[Source records]
########
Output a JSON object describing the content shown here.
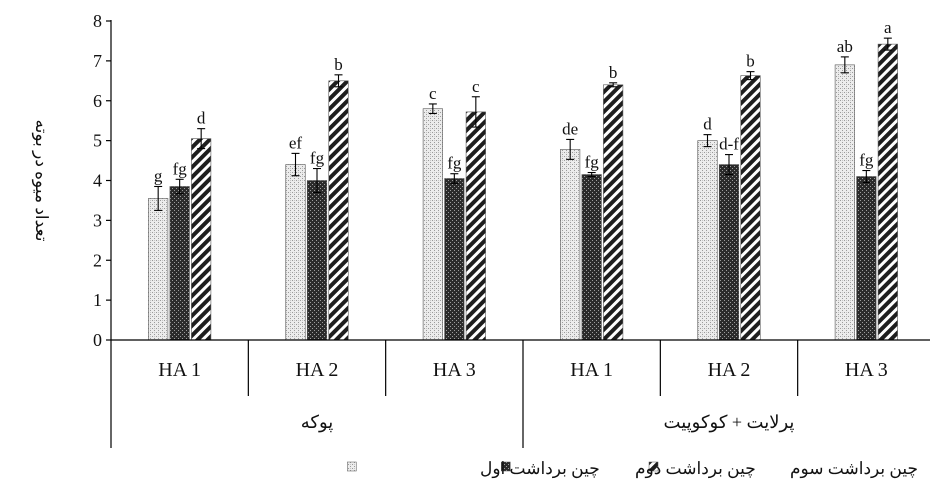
{
  "chart_data": {
    "type": "bar",
    "ylabel": "تعداد میوه در بوته",
    "ylim": [
      0,
      8
    ],
    "yticks": [
      0,
      1,
      2,
      3,
      4,
      5,
      6,
      7,
      8
    ],
    "categories": [
      "HA 1",
      "HA 2",
      "HA 3",
      "HA 1",
      "HA 2",
      "HA 3"
    ],
    "groups": [
      {
        "label": "پوکه",
        "span": [
          0,
          2
        ]
      },
      {
        "label": "پرلایت + کوکوپیت",
        "span": [
          3,
          5
        ]
      }
    ],
    "series": [
      {
        "name": "چین برداشت اول",
        "values": [
          3.55,
          4.4,
          5.8,
          4.78,
          5.0,
          6.9
        ],
        "errors": [
          0.3,
          0.28,
          0.12,
          0.25,
          0.15,
          0.2
        ],
        "letters": [
          "g",
          "ef",
          "c",
          "de",
          "d",
          "ab"
        ]
      },
      {
        "name": "چین برداشت دوم",
        "values": [
          3.85,
          4.0,
          4.05,
          4.15,
          4.4,
          4.1
        ],
        "errors": [
          0.18,
          0.3,
          0.12,
          0.05,
          0.25,
          0.15
        ],
        "letters": [
          "fg",
          "fg",
          "fg",
          "fg",
          "d-f",
          "fg"
        ]
      },
      {
        "name": "چین برداشت سوم",
        "values": [
          5.05,
          6.5,
          5.72,
          6.4,
          6.63,
          7.42
        ],
        "errors": [
          0.25,
          0.15,
          0.38,
          0.05,
          0.1,
          0.15
        ],
        "letters": [
          "d",
          "b",
          "c",
          "b",
          "b",
          "a"
        ]
      }
    ],
    "legend_position": "bottom",
    "grid": false
  }
}
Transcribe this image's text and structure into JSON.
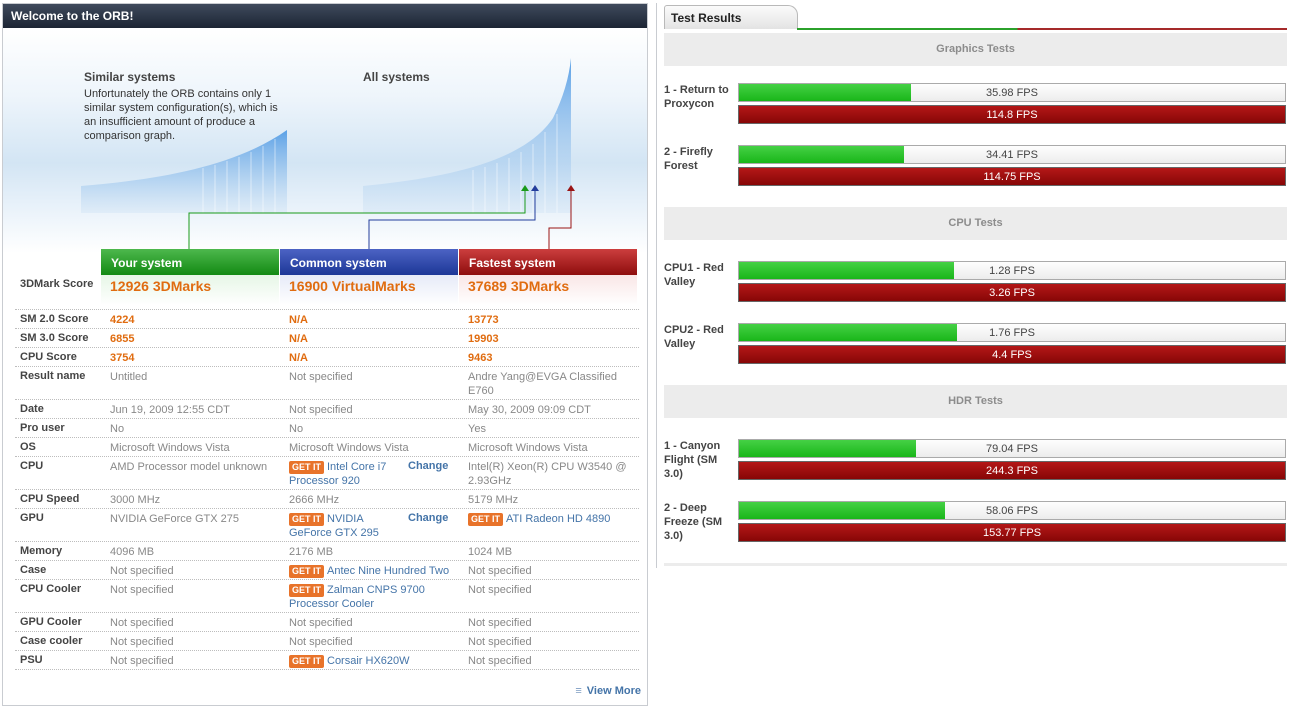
{
  "left": {
    "header": "Welcome to the ORB!",
    "similar_title": "Similar systems",
    "similar_text": "Unfortunately the ORB contains only 1 similar system configuration(s), which is an insufficient amount of produce a comparison graph.",
    "all_title": "All systems",
    "columns": [
      "Your system",
      "Common system",
      "Fastest system"
    ],
    "rows": [
      {
        "label": "3DMark Score",
        "your": "12926 3DMarks",
        "common": "16900 VirtualMarks",
        "fastest": "37689 3DMarks"
      },
      {
        "label": "SM 2.0 Score",
        "your": "4224",
        "common": "N/A",
        "fastest": "13773"
      },
      {
        "label": "SM 3.0 Score",
        "your": "6855",
        "common": "N/A",
        "fastest": "19903"
      },
      {
        "label": "CPU Score",
        "your": "3754",
        "common": "N/A",
        "fastest": "9463"
      },
      {
        "label": "Result name",
        "your": "Untitled",
        "common": "Not specified",
        "fastest": "Andre Yang@EVGA Classified E760"
      },
      {
        "label": "Date",
        "your": "Jun 19, 2009 12:55 CDT",
        "common": "Not specified",
        "fastest": "May 30, 2009 09:09 CDT"
      },
      {
        "label": "Pro user",
        "your": "No",
        "common": "No",
        "fastest": "Yes"
      },
      {
        "label": "OS",
        "your": "Microsoft Windows Vista",
        "common": "Microsoft Windows Vista",
        "fastest": "Microsoft Windows Vista"
      },
      {
        "label": "CPU",
        "your": "AMD Processor model unknown",
        "common": "Intel Core i7 Processor 920",
        "fastest": "Intel(R) Xeon(R) CPU W3540 @ 2.93GHz"
      },
      {
        "label": "CPU Speed",
        "your": "3000 MHz",
        "common": "2666 MHz",
        "fastest": "5179 MHz"
      },
      {
        "label": "GPU",
        "your": "NVIDIA GeForce GTX 275",
        "common": "NVIDIA GeForce GTX 295",
        "fastest": "ATI Radeon HD 4890"
      },
      {
        "label": "Memory",
        "your": "4096 MB",
        "common": "2176 MB",
        "fastest": "1024 MB"
      },
      {
        "label": "Case",
        "your": "Not specified",
        "common": "Antec Nine Hundred Two",
        "fastest": "Not specified"
      },
      {
        "label": "CPU Cooler",
        "your": "Not specified",
        "common": "Zalman CNPS 9700 Processor Cooler",
        "fastest": "Not specified"
      },
      {
        "label": "GPU Cooler",
        "your": "Not specified",
        "common": "Not specified",
        "fastest": "Not specified"
      },
      {
        "label": "Case cooler",
        "your": "Not specified",
        "common": "Not specified",
        "fastest": "Not specified"
      },
      {
        "label": "PSU",
        "your": "Not specified",
        "common": "Corsair HX620W",
        "fastest": "Not specified"
      }
    ],
    "getit": "GET IT",
    "change": "Change",
    "view_more": "View More"
  },
  "right": {
    "tab": "Test Results",
    "sections": [
      {
        "title": "Graphics Tests",
        "tests": [
          {
            "name": "1 - Return to Proxycon",
            "yours": "35.98 FPS",
            "yours_fraction": 0.315,
            "best": "114.8 FPS"
          },
          {
            "name": "2 - Firefly Forest",
            "yours": "34.41 FPS",
            "yours_fraction": 0.302,
            "best": "114.75 FPS"
          }
        ]
      },
      {
        "title": "CPU Tests",
        "tests": [
          {
            "name": "CPU1 - Red Valley",
            "yours": "1.28 FPS",
            "yours_fraction": 0.393,
            "best": "3.26 FPS"
          },
          {
            "name": "CPU2 - Red Valley",
            "yours": "1.76 FPS",
            "yours_fraction": 0.4,
            "best": "4.4 FPS"
          }
        ]
      },
      {
        "title": "HDR Tests",
        "tests": [
          {
            "name": "1 - Canyon Flight (SM 3.0)",
            "yours": "79.04 FPS",
            "yours_fraction": 0.324,
            "best": "244.3 FPS"
          },
          {
            "name": "2 - Deep Freeze (SM 3.0)",
            "yours": "58.06 FPS",
            "yours_fraction": 0.378,
            "best": "153.77 FPS"
          }
        ]
      }
    ]
  },
  "colors": {
    "green": "#19b619",
    "blue": "#1d3797",
    "red": "#8e0d0d",
    "orange": "#e06c10",
    "link": "#4474a8"
  }
}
########
Exercise goal:
Report every line containing the word "Windows" from the listing above.

Exercise response:
        "your": "Microsoft Windows Vista",
        "common": "Microsoft Windows Vista",
        "fastest": "Microsoft Windows Vista"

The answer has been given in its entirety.